Stored records:
* Start *
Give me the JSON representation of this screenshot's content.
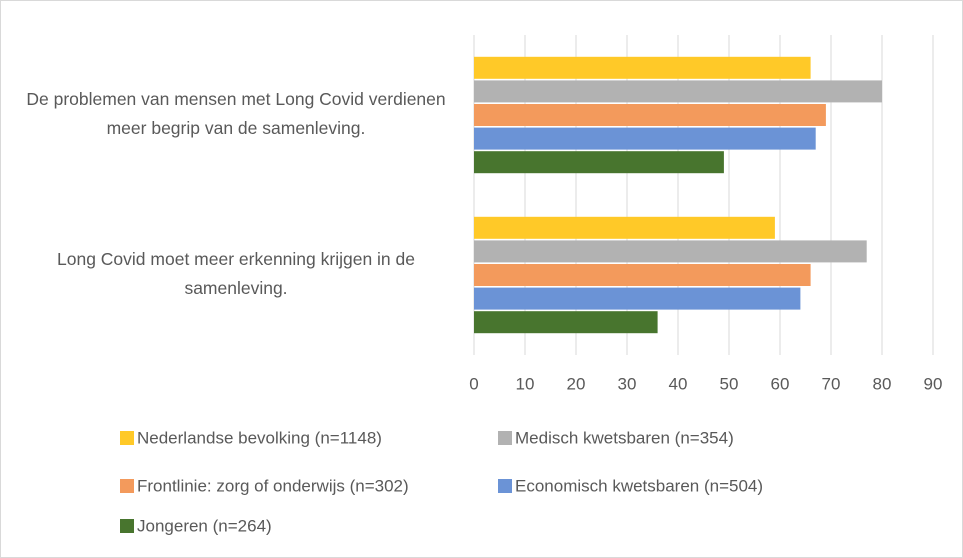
{
  "chart_data": {
    "type": "hbar",
    "categories": [
      "De problemen van mensen met Long Covid verdienen meer begrip van de samenleving.",
      "Long Covid moet meer erkenning krijgen in de samenleving."
    ],
    "series": [
      {
        "name": "Nederlandse bevolking (n=1148)",
        "color": "#ffc928",
        "values": [
          66,
          59
        ]
      },
      {
        "name": "Medisch kwetsbaren (n=354)",
        "color": "#b2b2b2",
        "values": [
          80,
          77
        ]
      },
      {
        "name": "Frontlinie: zorg of onderwijs (n=302)",
        "color": "#f39a5c",
        "values": [
          69,
          66
        ]
      },
      {
        "name": "Economisch kwetsbaren (n=504)",
        "color": "#6b93d6",
        "values": [
          67,
          64
        ]
      },
      {
        "name": "Jongeren (n=264)",
        "color": "#48752e",
        "values": [
          49,
          36
        ]
      }
    ],
    "xlim": [
      0,
      90
    ],
    "xticks": [
      0,
      10,
      20,
      30,
      40,
      50,
      60,
      70,
      80,
      90
    ],
    "grid": true,
    "legend": "bottom"
  }
}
* End *
Aim: Transcribe all the records above word for word, without their images.

Correct result:
Give me the JSON representation of this screenshot's content.
{
  "chart_data": {
    "type": "hbar",
    "categories": [
      "De problemen van mensen met Long Covid verdienen meer begrip van de samenleving.",
      "Long Covid moet meer erkenning krijgen in de samenleving."
    ],
    "series": [
      {
        "name": "Nederlandse bevolking (n=1148)",
        "color": "#ffc928",
        "values": [
          66,
          59
        ]
      },
      {
        "name": "Medisch kwetsbaren (n=354)",
        "color": "#b2b2b2",
        "values": [
          80,
          77
        ]
      },
      {
        "name": "Frontlinie: zorg of onderwijs (n=302)",
        "color": "#f39a5c",
        "values": [
          69,
          66
        ]
      },
      {
        "name": "Economisch kwetsbaren (n=504)",
        "color": "#6b93d6",
        "values": [
          67,
          64
        ]
      },
      {
        "name": "Jongeren (n=264)",
        "color": "#48752e",
        "values": [
          49,
          36
        ]
      }
    ],
    "xlim": [
      0,
      90
    ],
    "xticks": [
      0,
      10,
      20,
      30,
      40,
      50,
      60,
      70,
      80,
      90
    ],
    "grid": true,
    "legend": "bottom"
  }
}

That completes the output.